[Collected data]
▼▼▼
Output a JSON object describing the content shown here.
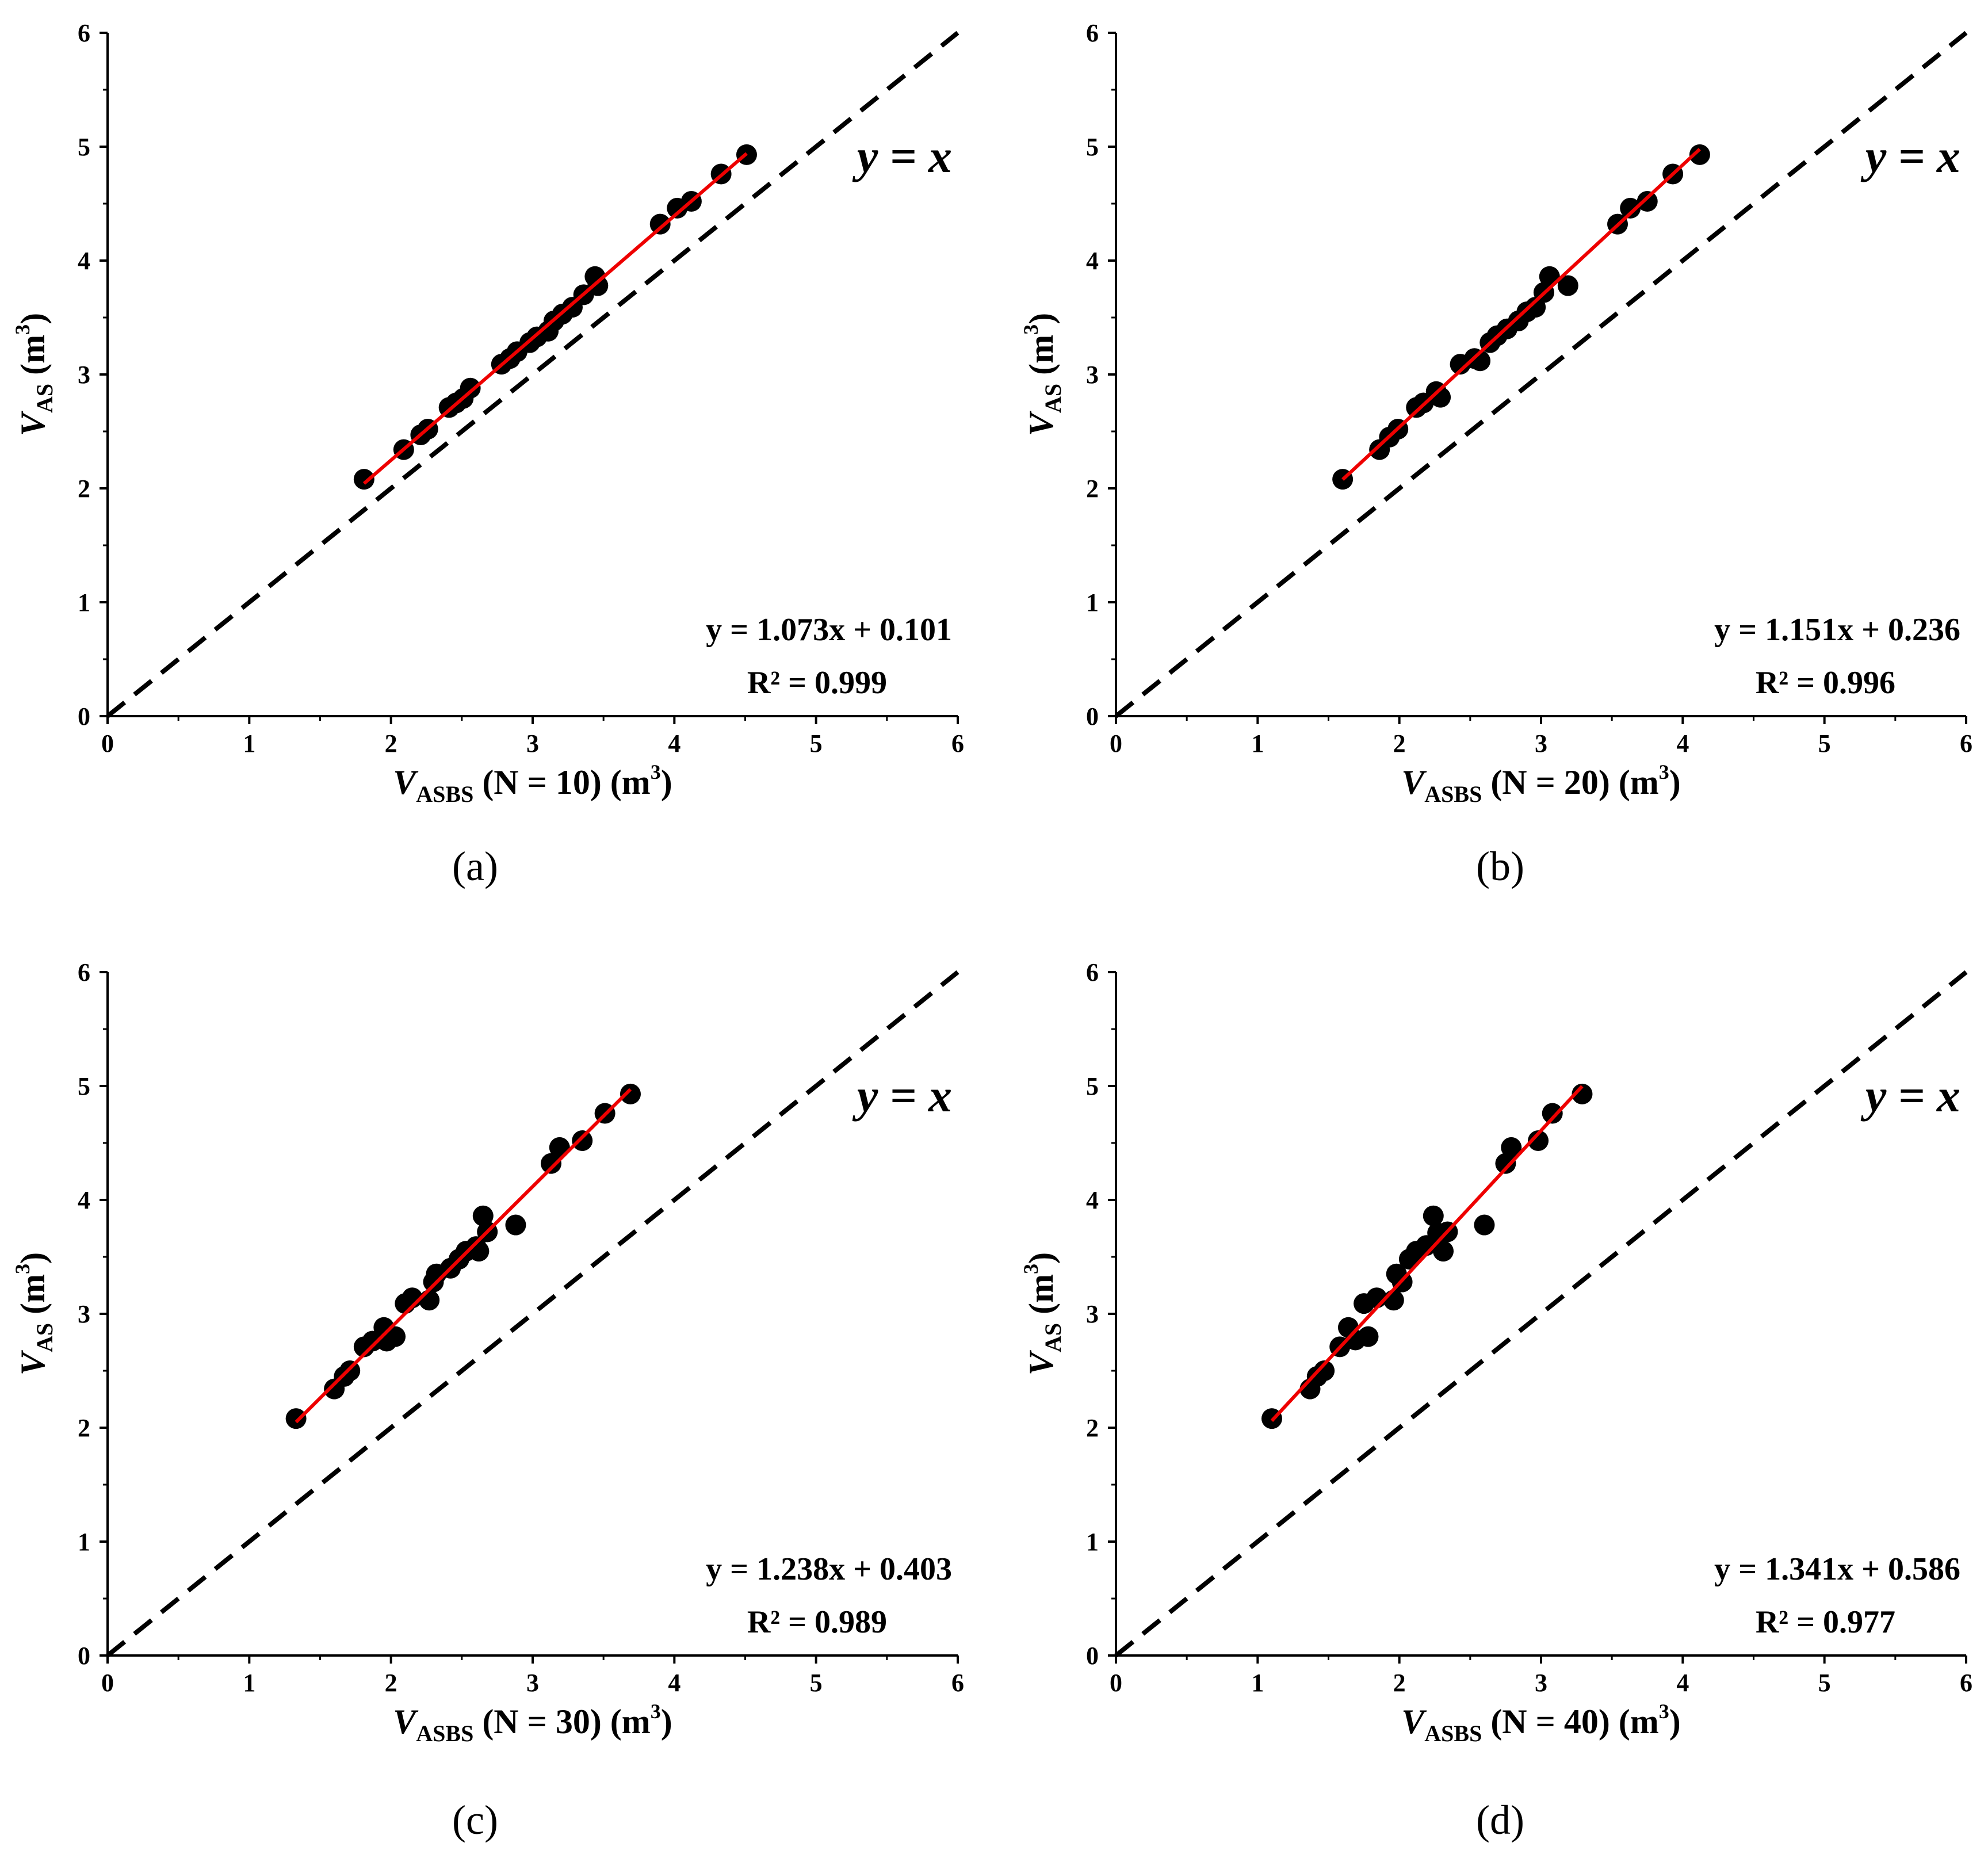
{
  "chart_data": [
    {
      "type": "scatter",
      "panel_label": "(a)",
      "n_label": "N = 10",
      "xlabel": {
        "var": "V",
        "sub": "ASBS",
        "paren": "(N = 10)",
        "unit": "(m",
        "unit_exp": "3",
        "close": ")"
      },
      "ylabel": {
        "var": "V",
        "sub": "AS",
        "unit": "(m",
        "unit_exp": "3",
        "close": ")"
      },
      "xlim": [
        0,
        6
      ],
      "ylim": [
        0,
        6
      ],
      "ticks": [
        0,
        1,
        2,
        3,
        4,
        5,
        6
      ],
      "reference_line": {
        "label": "y = x",
        "slope": 1,
        "intercept": 0,
        "style": "dashed",
        "color": "#000000"
      },
      "fit": {
        "equation": "y = 1.073x + 0.101",
        "r2_text": "R² = 0.999",
        "slope": 1.073,
        "intercept": 0.101,
        "x_range": [
          1.81,
          4.51
        ],
        "color": "#ee0000"
      },
      "points": {
        "x": [
          1.81,
          2.09,
          2.21,
          2.26,
          2.41,
          2.46,
          2.51,
          2.56,
          2.78,
          2.84,
          2.89,
          2.98,
          3.03,
          3.11,
          3.15,
          3.21,
          3.28,
          3.36,
          3.44,
          3.46,
          3.9,
          4.02,
          4.12,
          4.33,
          4.51
        ],
        "y": [
          2.08,
          2.34,
          2.47,
          2.52,
          2.71,
          2.75,
          2.79,
          2.88,
          3.09,
          3.14,
          3.2,
          3.28,
          3.33,
          3.38,
          3.47,
          3.53,
          3.59,
          3.7,
          3.86,
          3.78,
          4.32,
          4.46,
          4.52,
          4.76,
          4.93
        ]
      },
      "marker_color": "#000000"
    },
    {
      "type": "scatter",
      "panel_label": "(b)",
      "n_label": "N = 20",
      "xlabel": {
        "var": "V",
        "sub": "ASBS",
        "paren": "(N = 20)",
        "unit": "(m",
        "unit_exp": "3",
        "close": ")"
      },
      "ylabel": {
        "var": "V",
        "sub": "AS",
        "unit": "(m",
        "unit_exp": "3",
        "close": ")"
      },
      "xlim": [
        0,
        6
      ],
      "ylim": [
        0,
        6
      ],
      "ticks": [
        0,
        1,
        2,
        3,
        4,
        5,
        6
      ],
      "reference_line": {
        "label": "y = x",
        "slope": 1,
        "intercept": 0,
        "style": "dashed",
        "color": "#000000"
      },
      "fit": {
        "equation": "y = 1.151x + 0.236",
        "r2_text": "R² = 0.996",
        "slope": 1.151,
        "intercept": 0.236,
        "x_range": [
          1.6,
          4.12
        ],
        "color": "#ee0000"
      },
      "points": {
        "x": [
          1.6,
          1.86,
          1.93,
          1.99,
          2.12,
          2.17,
          2.26,
          2.29,
          2.43,
          2.53,
          2.57,
          2.64,
          2.69,
          2.76,
          2.84,
          2.9,
          2.96,
          3.02,
          3.06,
          3.19,
          3.54,
          3.63,
          3.75,
          3.93,
          4.12
        ],
        "y": [
          2.08,
          2.34,
          2.45,
          2.52,
          2.71,
          2.75,
          2.85,
          2.8,
          3.09,
          3.14,
          3.12,
          3.28,
          3.34,
          3.4,
          3.47,
          3.55,
          3.59,
          3.72,
          3.86,
          3.78,
          4.32,
          4.46,
          4.52,
          4.76,
          4.93
        ]
      },
      "marker_color": "#000000"
    },
    {
      "type": "scatter",
      "panel_label": "(c)",
      "n_label": "N = 30",
      "xlabel": {
        "var": "V",
        "sub": "ASBS",
        "paren": "(N = 30)",
        "unit": "(m",
        "unit_exp": "3",
        "close": ")"
      },
      "ylabel": {
        "var": "V",
        "sub": "AS",
        "unit": "(m",
        "unit_exp": "3",
        "close": ")"
      },
      "xlim": [
        0,
        6
      ],
      "ylim": [
        0,
        6
      ],
      "ticks": [
        0,
        1,
        2,
        3,
        4,
        5,
        6
      ],
      "reference_line": {
        "label": "y = x",
        "slope": 1,
        "intercept": 0,
        "style": "dashed",
        "color": "#000000"
      },
      "fit": {
        "equation": "y = 1.238x + 0.403",
        "r2_text": "R² = 0.989",
        "slope": 1.238,
        "intercept": 0.403,
        "x_range": [
          1.33,
          3.69
        ],
        "color": "#ee0000"
      },
      "points": {
        "x": [
          1.33,
          1.6,
          1.67,
          1.71,
          1.81,
          1.87,
          1.95,
          1.97,
          2.03,
          2.1,
          2.15,
          2.27,
          2.3,
          2.32,
          2.42,
          2.48,
          2.53,
          2.6,
          2.62,
          2.65,
          2.68,
          2.88,
          3.13,
          3.19,
          3.35,
          3.51,
          3.69
        ],
        "y": [
          2.08,
          2.34,
          2.45,
          2.5,
          2.71,
          2.76,
          2.88,
          2.76,
          2.8,
          3.09,
          3.14,
          3.12,
          3.28,
          3.35,
          3.4,
          3.48,
          3.55,
          3.59,
          3.55,
          3.86,
          3.72,
          3.78,
          4.32,
          4.46,
          4.52,
          4.76,
          4.93
        ]
      },
      "marker_color": "#000000"
    },
    {
      "type": "scatter",
      "panel_label": "(d)",
      "n_label": "N = 40",
      "xlabel": {
        "var": "V",
        "sub": "ASBS",
        "paren": "(N = 40)",
        "unit": "(m",
        "unit_exp": "3",
        "close": ")"
      },
      "ylabel": {
        "var": "V",
        "sub": "AS",
        "unit": "(m",
        "unit_exp": "3",
        "close": ")"
      },
      "xlim": [
        0,
        6
      ],
      "ylim": [
        0,
        6
      ],
      "ticks": [
        0,
        1,
        2,
        3,
        4,
        5,
        6
      ],
      "reference_line": {
        "label": "y = x",
        "slope": 1,
        "intercept": 0,
        "style": "dashed",
        "color": "#000000"
      },
      "fit": {
        "equation": "y = 1.341x + 0.586",
        "r2_text": "R² = 0.977",
        "slope": 1.341,
        "intercept": 0.586,
        "x_range": [
          1.1,
          3.29
        ],
        "color": "#ee0000"
      },
      "points": {
        "x": [
          1.1,
          1.37,
          1.42,
          1.47,
          1.58,
          1.64,
          1.69,
          1.75,
          1.78,
          1.84,
          1.96,
          1.98,
          2.02,
          2.07,
          2.12,
          2.19,
          2.24,
          2.27,
          2.31,
          2.34,
          2.6,
          2.75,
          2.79,
          2.98,
          3.08,
          3.29
        ],
        "y": [
          2.08,
          2.34,
          2.45,
          2.5,
          2.71,
          2.88,
          2.77,
          3.09,
          2.8,
          3.14,
          3.12,
          3.35,
          3.28,
          3.48,
          3.55,
          3.6,
          3.86,
          3.71,
          3.55,
          3.72,
          3.78,
          4.32,
          4.46,
          4.52,
          4.76,
          4.93
        ]
      },
      "marker_color": "#000000"
    }
  ]
}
▲▲▲
Return the listing above in full and without alteration, excluding its pictures.

▶ **OUTPUT FOR THIS TASK**:
Output a JSON object describing the content shown here.
{
  "chart_data": [
    {
      "type": "scatter",
      "panel_label": "(a)",
      "n_label": "N = 10",
      "xlabel": {
        "var": "V",
        "sub": "ASBS",
        "paren": "(N = 10)",
        "unit": "(m",
        "unit_exp": "3",
        "close": ")"
      },
      "ylabel": {
        "var": "V",
        "sub": "AS",
        "unit": "(m",
        "unit_exp": "3",
        "close": ")"
      },
      "xlim": [
        0,
        6
      ],
      "ylim": [
        0,
        6
      ],
      "ticks": [
        0,
        1,
        2,
        3,
        4,
        5,
        6
      ],
      "reference_line": {
        "label": "y = x",
        "slope": 1,
        "intercept": 0,
        "style": "dashed",
        "color": "#000000"
      },
      "fit": {
        "equation": "y = 1.073x + 0.101",
        "r2_text": "R² = 0.999",
        "slope": 1.073,
        "intercept": 0.101,
        "x_range": [
          1.81,
          4.51
        ],
        "color": "#ee0000"
      },
      "points": {
        "x": [
          1.81,
          2.09,
          2.21,
          2.26,
          2.41,
          2.46,
          2.51,
          2.56,
          2.78,
          2.84,
          2.89,
          2.98,
          3.03,
          3.11,
          3.15,
          3.21,
          3.28,
          3.36,
          3.44,
          3.46,
          3.9,
          4.02,
          4.12,
          4.33,
          4.51
        ],
        "y": [
          2.08,
          2.34,
          2.47,
          2.52,
          2.71,
          2.75,
          2.79,
          2.88,
          3.09,
          3.14,
          3.2,
          3.28,
          3.33,
          3.38,
          3.47,
          3.53,
          3.59,
          3.7,
          3.86,
          3.78,
          4.32,
          4.46,
          4.52,
          4.76,
          4.93
        ]
      },
      "marker_color": "#000000"
    },
    {
      "type": "scatter",
      "panel_label": "(b)",
      "n_label": "N = 20",
      "xlabel": {
        "var": "V",
        "sub": "ASBS",
        "paren": "(N = 20)",
        "unit": "(m",
        "unit_exp": "3",
        "close": ")"
      },
      "ylabel": {
        "var": "V",
        "sub": "AS",
        "unit": "(m",
        "unit_exp": "3",
        "close": ")"
      },
      "xlim": [
        0,
        6
      ],
      "ylim": [
        0,
        6
      ],
      "ticks": [
        0,
        1,
        2,
        3,
        4,
        5,
        6
      ],
      "reference_line": {
        "label": "y = x",
        "slope": 1,
        "intercept": 0,
        "style": "dashed",
        "color": "#000000"
      },
      "fit": {
        "equation": "y = 1.151x + 0.236",
        "r2_text": "R² = 0.996",
        "slope": 1.151,
        "intercept": 0.236,
        "x_range": [
          1.6,
          4.12
        ],
        "color": "#ee0000"
      },
      "points": {
        "x": [
          1.6,
          1.86,
          1.93,
          1.99,
          2.12,
          2.17,
          2.26,
          2.29,
          2.43,
          2.53,
          2.57,
          2.64,
          2.69,
          2.76,
          2.84,
          2.9,
          2.96,
          3.02,
          3.06,
          3.19,
          3.54,
          3.63,
          3.75,
          3.93,
          4.12
        ],
        "y": [
          2.08,
          2.34,
          2.45,
          2.52,
          2.71,
          2.75,
          2.85,
          2.8,
          3.09,
          3.14,
          3.12,
          3.28,
          3.34,
          3.4,
          3.47,
          3.55,
          3.59,
          3.72,
          3.86,
          3.78,
          4.32,
          4.46,
          4.52,
          4.76,
          4.93
        ]
      },
      "marker_color": "#000000"
    },
    {
      "type": "scatter",
      "panel_label": "(c)",
      "n_label": "N = 30",
      "xlabel": {
        "var": "V",
        "sub": "ASBS",
        "paren": "(N = 30)",
        "unit": "(m",
        "unit_exp": "3",
        "close": ")"
      },
      "ylabel": {
        "var": "V",
        "sub": "AS",
        "unit": "(m",
        "unit_exp": "3",
        "close": ")"
      },
      "xlim": [
        0,
        6
      ],
      "ylim": [
        0,
        6
      ],
      "ticks": [
        0,
        1,
        2,
        3,
        4,
        5,
        6
      ],
      "reference_line": {
        "label": "y = x",
        "slope": 1,
        "intercept": 0,
        "style": "dashed",
        "color": "#000000"
      },
      "fit": {
        "equation": "y = 1.238x + 0.403",
        "r2_text": "R² = 0.989",
        "slope": 1.238,
        "intercept": 0.403,
        "x_range": [
          1.33,
          3.69
        ],
        "color": "#ee0000"
      },
      "points": {
        "x": [
          1.33,
          1.6,
          1.67,
          1.71,
          1.81,
          1.87,
          1.95,
          1.97,
          2.03,
          2.1,
          2.15,
          2.27,
          2.3,
          2.32,
          2.42,
          2.48,
          2.53,
          2.6,
          2.62,
          2.65,
          2.68,
          2.88,
          3.13,
          3.19,
          3.35,
          3.51,
          3.69
        ],
        "y": [
          2.08,
          2.34,
          2.45,
          2.5,
          2.71,
          2.76,
          2.88,
          2.76,
          2.8,
          3.09,
          3.14,
          3.12,
          3.28,
          3.35,
          3.4,
          3.48,
          3.55,
          3.59,
          3.55,
          3.86,
          3.72,
          3.78,
          4.32,
          4.46,
          4.52,
          4.76,
          4.93
        ]
      },
      "marker_color": "#000000"
    },
    {
      "type": "scatter",
      "panel_label": "(d)",
      "n_label": "N = 40",
      "xlabel": {
        "var": "V",
        "sub": "ASBS",
        "paren": "(N = 40)",
        "unit": "(m",
        "unit_exp": "3",
        "close": ")"
      },
      "ylabel": {
        "var": "V",
        "sub": "AS",
        "unit": "(m",
        "unit_exp": "3",
        "close": ")"
      },
      "xlim": [
        0,
        6
      ],
      "ylim": [
        0,
        6
      ],
      "ticks": [
        0,
        1,
        2,
        3,
        4,
        5,
        6
      ],
      "reference_line": {
        "label": "y = x",
        "slope": 1,
        "intercept": 0,
        "style": "dashed",
        "color": "#000000"
      },
      "fit": {
        "equation": "y = 1.341x + 0.586",
        "r2_text": "R² = 0.977",
        "slope": 1.341,
        "intercept": 0.586,
        "x_range": [
          1.1,
          3.29
        ],
        "color": "#ee0000"
      },
      "points": {
        "x": [
          1.1,
          1.37,
          1.42,
          1.47,
          1.58,
          1.64,
          1.69,
          1.75,
          1.78,
          1.84,
          1.96,
          1.98,
          2.02,
          2.07,
          2.12,
          2.19,
          2.24,
          2.27,
          2.31,
          2.34,
          2.6,
          2.75,
          2.79,
          2.98,
          3.08,
          3.29
        ],
        "y": [
          2.08,
          2.34,
          2.45,
          2.5,
          2.71,
          2.88,
          2.77,
          3.09,
          2.8,
          3.14,
          3.12,
          3.35,
          3.28,
          3.48,
          3.55,
          3.6,
          3.86,
          3.71,
          3.55,
          3.72,
          3.78,
          4.32,
          4.46,
          4.52,
          4.76,
          4.93
        ]
      },
      "marker_color": "#000000"
    }
  ]
}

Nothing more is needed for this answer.